_TO DO_. Reproduce the records below line for line, leaving out the pictures.

_DATA TO USE_.

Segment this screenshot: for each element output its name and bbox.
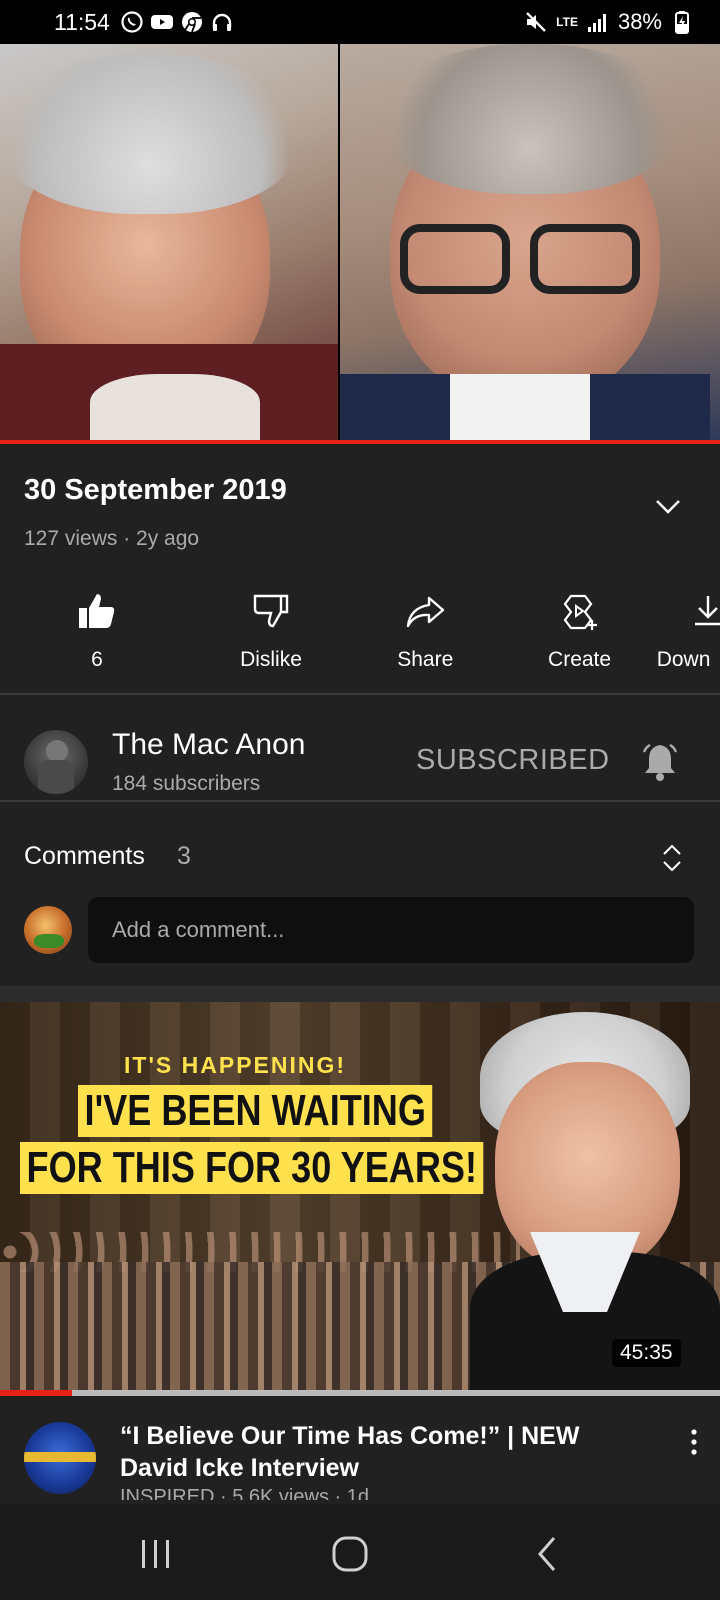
comments-count: 3 (177, 842, 191, 870)
video-progress-fill (0, 440, 720, 444)
battery-percent: 38% (617, 9, 662, 34)
user-avatar (24, 906, 72, 954)
status-time: 11:54 (54, 8, 110, 35)
next-video-thumbnail[interactable]: IT'S HAPPENING! I'VE BEEN WAITING FOR TH… (0, 1002, 720, 1392)
thumb-caption-line2: FOR THIS FOR 30 YEARS! (20, 1142, 484, 1194)
thumb-caption-line1: I'VE BEEN WAITING (78, 1085, 433, 1137)
thumb-caption-small: IT'S HAPPENING! (124, 1052, 347, 1078)
video-title[interactable]: 30 September 2019 (24, 474, 287, 507)
divider (0, 693, 720, 695)
next-channel-avatar[interactable] (24, 1422, 96, 1494)
dislike-icon (250, 590, 292, 632)
recent-apps-icon[interactable] (136, 1534, 176, 1574)
comment-placeholder: Add a comment... (112, 917, 285, 942)
download-label: Down (656, 648, 711, 671)
video-progress-bar[interactable] (0, 440, 720, 444)
youtube-icon (150, 10, 174, 34)
download-icon (687, 590, 720, 632)
subscribed-button[interactable]: SUBSCRIBED (416, 744, 610, 777)
share-icon (404, 590, 446, 632)
chrome-icon (180, 10, 204, 34)
duration-badge: 45:35 (612, 1339, 681, 1367)
channel-avatar[interactable] (24, 730, 88, 794)
action-bar: 6 Dislike Share Create Down (0, 590, 720, 690)
like-button[interactable]: 6 (0, 590, 194, 690)
comments-label[interactable]: Comments (24, 842, 145, 871)
battery-charging-icon (670, 10, 694, 34)
create-icon (559, 590, 601, 632)
system-nav-bar (0, 1504, 720, 1600)
expand-collapse-icon[interactable] (658, 842, 686, 874)
share-label: Share (397, 648, 454, 671)
channel-subscribers: 184 subscribers (112, 772, 261, 795)
share-button[interactable]: Share (348, 590, 502, 690)
watched-progress-bar (0, 1390, 720, 1396)
lte-icon: LTE (556, 15, 578, 29)
video-frame-right (340, 44, 720, 440)
video-meta: 127 views · 2y ago (24, 527, 200, 550)
back-icon[interactable] (528, 1534, 568, 1574)
like-count: 6 (91, 648, 103, 671)
comment-input[interactable]: Add a comment... (88, 897, 694, 963)
mute-icon (524, 10, 548, 34)
next-video-title[interactable]: “I Believe Our Time Has Come!” | NEW Dav… (120, 1420, 640, 1484)
like-filled-icon (76, 590, 118, 632)
dislike-label: Dislike (240, 648, 302, 671)
home-icon[interactable] (330, 1534, 370, 1574)
create-label: Create (548, 648, 612, 671)
status-bar: 11:54 LTE 38% (0, 0, 720, 44)
section-separator (0, 986, 720, 1002)
divider (0, 800, 720, 802)
presenter-image (470, 1002, 720, 1392)
chevron-down-icon[interactable] (652, 490, 684, 522)
video-frame-left (0, 44, 338, 440)
create-button[interactable]: Create (502, 590, 656, 690)
watched-progress-fill (0, 1390, 72, 1396)
dislike-button[interactable]: Dislike (194, 590, 348, 690)
headphones-icon (210, 10, 234, 34)
next-video-meta: INSPIRED · 5.6K views · 1d (120, 1486, 369, 1500)
channel-name[interactable]: The Mac Anon (112, 728, 305, 762)
bell-icon[interactable] (638, 740, 682, 784)
download-button[interactable]: Down (657, 590, 720, 690)
more-vert-icon[interactable] (682, 1426, 706, 1458)
whatsapp-icon (120, 10, 144, 34)
signal-icon (586, 10, 610, 34)
video-player[interactable] (0, 44, 720, 444)
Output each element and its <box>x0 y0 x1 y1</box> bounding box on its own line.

_ANSWER_.
Segment this screenshot: for each element output its name and bbox.
comments-count: 3 (177, 842, 191, 870)
video-progress-fill (0, 440, 720, 444)
battery-percent: 38% (617, 9, 662, 34)
user-avatar (24, 906, 72, 954)
status-time: 11:54 (54, 8, 110, 35)
next-video-thumbnail[interactable]: IT'S HAPPENING! I'VE BEEN WAITING FOR TH… (0, 1002, 720, 1392)
thumb-caption-line2: FOR THIS FOR 30 YEARS! (20, 1142, 484, 1194)
thumb-caption-line1: I'VE BEEN WAITING (78, 1085, 433, 1137)
thumb-caption-small: IT'S HAPPENING! (124, 1052, 347, 1078)
video-title[interactable]: 30 September 2019 (24, 474, 287, 507)
divider (0, 693, 720, 695)
next-channel-avatar[interactable] (24, 1422, 96, 1494)
dislike-icon (250, 590, 292, 632)
recent-apps-icon[interactable] (136, 1534, 176, 1574)
comment-placeholder: Add a comment... (112, 917, 285, 942)
download-label: Down (656, 648, 711, 671)
video-progress-bar[interactable] (0, 440, 720, 444)
youtube-icon (150, 10, 174, 34)
download-icon (687, 590, 720, 632)
subscribed-button[interactable]: SUBSCRIBED (416, 744, 610, 777)
share-icon (404, 590, 446, 632)
chrome-icon (180, 10, 204, 34)
duration-badge: 45:35 (612, 1339, 681, 1367)
channel-avatar[interactable] (24, 730, 88, 794)
action-bar: 6 Dislike Share Create Down (0, 590, 720, 690)
like-button[interactable]: 6 (0, 590, 194, 690)
comments-label[interactable]: Comments (24, 842, 145, 871)
battery-charging-icon (670, 10, 694, 34)
create-icon (559, 590, 601, 632)
system-nav-bar (0, 1504, 720, 1600)
expand-collapse-icon[interactable] (658, 842, 686, 874)
share-label: Share (397, 648, 454, 671)
channel-subscribers: 184 subscribers (112, 772, 261, 795)
share-button[interactable]: Share (348, 590, 502, 690)
watched-progress-bar (0, 1390, 720, 1396)
lte-icon: LTE (556, 15, 578, 29)
video-frame-right (340, 44, 720, 440)
video-meta: 127 views · 2y ago (24, 527, 200, 550)
back-icon[interactable] (528, 1534, 568, 1574)
like-count: 6 (91, 648, 103, 671)
comment-input[interactable]: Add a comment... (88, 897, 694, 963)
mute-icon (524, 10, 548, 34)
next-video-title[interactable]: “I Believe Our Time Has Come!” | NEW Dav… (120, 1420, 640, 1484)
like-filled-icon (76, 590, 118, 632)
dislike-label: Dislike (240, 648, 302, 671)
home-icon[interactable] (330, 1534, 370, 1574)
create-label: Create (548, 648, 612, 671)
status-bar: 11:54 LTE 38% (0, 0, 720, 44)
section-separator (0, 986, 720, 1002)
divider (0, 800, 720, 802)
presenter-image (470, 1002, 720, 1392)
chevron-down-icon[interactable] (652, 490, 684, 522)
video-frame-left (0, 44, 338, 440)
create-button[interactable]: Create (502, 590, 656, 690)
watched-progress-fill (0, 1390, 72, 1396)
dislike-button[interactable]: Dislike (194, 590, 348, 690)
headphones-icon (210, 10, 234, 34)
next-video-meta: INSPIRED · 5.6K views · 1d (120, 1486, 369, 1500)
channel-name[interactable]: The Mac Anon (112, 728, 305, 762)
bell-icon[interactable] (638, 740, 682, 784)
download-button[interactable]: Down (657, 590, 720, 690)
more-vert-icon[interactable] (682, 1426, 706, 1458)
whatsapp-icon (120, 10, 144, 34)
signal-icon (586, 10, 610, 34)
video-player[interactable] (0, 44, 720, 444)
Output each element and its <box>x0 y0 x1 y1</box> bounding box on its own line.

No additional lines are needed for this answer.